Instruction: Without skipping anything, write out each record below exactly.

[Data entries]
- - - - -
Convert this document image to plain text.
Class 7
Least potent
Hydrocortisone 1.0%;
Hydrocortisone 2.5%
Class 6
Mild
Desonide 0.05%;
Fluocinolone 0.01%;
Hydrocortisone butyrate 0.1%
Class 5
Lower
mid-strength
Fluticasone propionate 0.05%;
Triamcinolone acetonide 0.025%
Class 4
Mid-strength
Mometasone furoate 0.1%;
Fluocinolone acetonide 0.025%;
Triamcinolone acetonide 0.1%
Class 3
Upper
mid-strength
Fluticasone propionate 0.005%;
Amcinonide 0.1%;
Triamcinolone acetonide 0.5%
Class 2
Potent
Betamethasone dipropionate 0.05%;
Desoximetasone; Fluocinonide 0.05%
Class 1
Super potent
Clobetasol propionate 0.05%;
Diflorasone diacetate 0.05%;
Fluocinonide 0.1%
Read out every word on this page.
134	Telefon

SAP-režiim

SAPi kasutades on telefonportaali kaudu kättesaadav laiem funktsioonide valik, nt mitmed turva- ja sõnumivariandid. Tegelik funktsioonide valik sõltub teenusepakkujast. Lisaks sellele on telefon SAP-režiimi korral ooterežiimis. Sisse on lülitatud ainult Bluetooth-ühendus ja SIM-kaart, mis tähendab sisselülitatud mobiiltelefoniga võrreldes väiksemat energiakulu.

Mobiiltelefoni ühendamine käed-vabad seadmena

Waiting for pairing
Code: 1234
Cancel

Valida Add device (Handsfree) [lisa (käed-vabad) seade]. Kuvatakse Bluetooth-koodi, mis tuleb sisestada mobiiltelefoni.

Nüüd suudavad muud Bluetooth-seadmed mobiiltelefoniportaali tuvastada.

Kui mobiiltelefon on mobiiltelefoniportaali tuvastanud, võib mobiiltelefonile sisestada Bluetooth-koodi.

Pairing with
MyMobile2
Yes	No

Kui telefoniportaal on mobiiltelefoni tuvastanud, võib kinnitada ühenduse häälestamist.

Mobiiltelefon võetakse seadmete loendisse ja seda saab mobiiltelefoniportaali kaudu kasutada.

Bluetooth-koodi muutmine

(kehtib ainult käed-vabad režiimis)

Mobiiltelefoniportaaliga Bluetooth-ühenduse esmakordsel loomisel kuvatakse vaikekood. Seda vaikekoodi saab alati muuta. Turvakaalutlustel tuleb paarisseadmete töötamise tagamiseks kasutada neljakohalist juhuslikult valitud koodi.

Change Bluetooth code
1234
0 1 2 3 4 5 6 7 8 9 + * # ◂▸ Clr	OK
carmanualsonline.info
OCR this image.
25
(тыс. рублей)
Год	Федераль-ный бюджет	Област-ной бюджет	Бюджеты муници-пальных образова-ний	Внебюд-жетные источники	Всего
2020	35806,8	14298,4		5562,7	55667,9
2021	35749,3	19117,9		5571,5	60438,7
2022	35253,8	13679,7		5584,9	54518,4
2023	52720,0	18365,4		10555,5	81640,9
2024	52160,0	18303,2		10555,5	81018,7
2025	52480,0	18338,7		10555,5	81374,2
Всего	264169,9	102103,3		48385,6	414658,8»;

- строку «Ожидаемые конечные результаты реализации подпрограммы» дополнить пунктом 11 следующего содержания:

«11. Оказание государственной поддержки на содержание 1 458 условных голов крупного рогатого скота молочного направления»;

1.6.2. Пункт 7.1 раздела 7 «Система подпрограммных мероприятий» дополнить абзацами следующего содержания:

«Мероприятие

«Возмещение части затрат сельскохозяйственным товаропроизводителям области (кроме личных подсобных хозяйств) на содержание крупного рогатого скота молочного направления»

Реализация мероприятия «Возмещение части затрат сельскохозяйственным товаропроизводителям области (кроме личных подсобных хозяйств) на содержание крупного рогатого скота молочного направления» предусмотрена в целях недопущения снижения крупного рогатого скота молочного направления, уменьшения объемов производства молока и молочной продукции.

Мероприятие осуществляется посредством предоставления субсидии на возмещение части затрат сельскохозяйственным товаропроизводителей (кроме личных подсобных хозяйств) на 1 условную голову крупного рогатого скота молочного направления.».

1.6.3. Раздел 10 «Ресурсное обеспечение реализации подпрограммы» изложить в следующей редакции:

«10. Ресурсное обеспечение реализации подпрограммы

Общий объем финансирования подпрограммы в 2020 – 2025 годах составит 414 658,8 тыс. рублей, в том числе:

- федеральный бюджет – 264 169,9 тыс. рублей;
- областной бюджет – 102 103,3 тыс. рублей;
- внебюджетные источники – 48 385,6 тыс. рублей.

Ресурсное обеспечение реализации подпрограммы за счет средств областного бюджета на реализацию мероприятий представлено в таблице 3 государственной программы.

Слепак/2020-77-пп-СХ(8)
- - - - -
Output below:
Convert this document image to plain text.
Class 7
Least potent
Hydrocortisone 1.0%;
Hydrocortisone 2.5%
Class 6
Mild
Desonide 0.05%;
Fluocinolone 0.01%;
Hydrocortisone butyrate 0.1%
Class 5
Lower
mid-strength
Fluticasone propionate 0.05%;
Triamcinolone acetonide 0.025%
Class 4
Mid-strength
Mometasone furoate 0.1%;
Fluocinolone acetonide 0.025%;
Triamcinolone acetonide 0.1%
Class 3
Upper
mid-strength
Fluticasone propionate 0.005%;
Amcinonide 0.1%;
Triamcinolone acetonide 0.5%
Class 2
Potent
Betamethasone dipropionate 0.05%;
Desoximetasone; Fluocinonide 0.05%
Class 1
Super potent
Clobetasol propionate 0.05%;
Diflorasone diacetate 0.05%;
Fluocinonide 0.1%
Read out every word on this page.
134	Telefon

SAP-režiim

SAPi kasutades on telefonportaali kaudu kättesaadav laiem funktsioonide valik, nt mitmed turva- ja sõnumivariandid. Tegelik funktsioonide valik sõltub teenusepakkujast. Lisaks sellele on telefon SAP-režiimi korral ooterežiimis. Sisse on lülitatud ainult Bluetooth-ühendus ja SIM-kaart, mis tähendab sisselülitatud mobiiltelefoniga võrreldes väiksemat energiakulu.

Mobiiltelefoni ühendamine käed-vabad seadmena

Waiting for pairing
Code: 1234
Cancel

Valida Add device (Handsfree) [lisa (käed-vabad) seade]. Kuvatakse Bluetooth-koodi, mis tuleb sisestada mobiiltelefoni.

Nüüd suudavad muud Bluetooth-seadmed mobiiltelefoniportaali tuvastada.

Kui mobiiltelefon on mobiiltelefoniportaali tuvastanud, võib mobiiltelefonile sisestada Bluetooth-koodi.

Pairing with
MyMobile2
Yes	No

Kui telefoniportaal on mobiiltelefoni tuvastanud, võib kinnitada ühenduse häälestamist.

Mobiiltelefon võetakse seadmete loendisse ja seda saab mobiiltelefoniportaali kaudu kasutada.

Bluetooth-koodi muutmine

(kehtib ainult käed-vabad režiimis)

Mobiiltelefoniportaaliga Bluetooth-ühenduse esmakordsel loomisel kuvatakse vaikekood. Seda vaikekoodi saab alati muuta. Turvakaalutlustel tuleb paarisseadmete töötamise tagamiseks kasutada neljakohalist juhuslikult valitud koodi.

Change Bluetooth code
1234
0 1 2 3 4 5 6 7 8 9 + * # ◂▸ Clr	OK
carmanualsonline.info
OCR this image.
25
(тыс. рублей)
Год	Федераль-ный бюджет	Област-ной бюджет	Бюджеты муници-пальных образова-ний	Внебюд-жетные источники	Всего
2020	35806,8	14298,4		5562,7	55667,9
2021	35749,3	19117,9		5571,5	60438,7
2022	35253,8	13679,7		5584,9	54518,4
2023	52720,0	18365,4		10555,5	81640,9
2024	52160,0	18303,2		10555,5	81018,7
2025	52480,0	18338,7		10555,5	81374,2
Всего	264169,9	102103,3		48385,6	414658,8»;

- строку «Ожидаемые конечные результаты реализации подпрограммы» дополнить пунктом 11 следующего содержания:

«11. Оказание государственной поддержки на содержание 1 458 условных голов крупного рогатого скота молочного направления»;

1.6.2. Пункт 7.1 раздела 7 «Система подпрограммных мероприятий» дополнить абзацами следующего содержания:

«Мероприятие

«Возмещение части затрат сельскохозяйственным товаропроизводителям области (кроме личных подсобных хозяйств) на содержание крупного рогатого скота молочного направления»

Реализация мероприятия «Возмещение части затрат сельскохозяйственным товаропроизводителям области (кроме личных подсобных хозяйств) на содержание крупного рогатого скота молочного направления» предусмотрена в целях недопущения снижения крупного рогатого скота молочного направления, уменьшения объемов производства молока и молочной продукции.

Мероприятие осуществляется посредством предоставления субсидии на возмещение части затрат сельскохозяйственным товаропроизводителей (кроме личных подсобных хозяйств) на 1 условную голову крупного рогатого скота молочного направления.».

1.6.3. Раздел 10 «Ресурсное обеспечение реализации подпрограммы» изложить в следующей редакции:

«10. Ресурсное обеспечение реализации подпрограммы

Общий объем финансирования подпрограммы в 2020 – 2025 годах составит 414 658,8 тыс. рублей, в том числе:

- федеральный бюджет – 264 169,9 тыс. рублей;
- областной бюджет – 102 103,3 тыс. рублей;
- внебюджетные источники – 48 385,6 тыс. рублей.

Ресурсное обеспечение реализации подпрограммы за счет средств областного бюджета на реализацию мероприятий представлено в таблице 3 государственной программы.

Слепак/2020-77-пп-СХ(8)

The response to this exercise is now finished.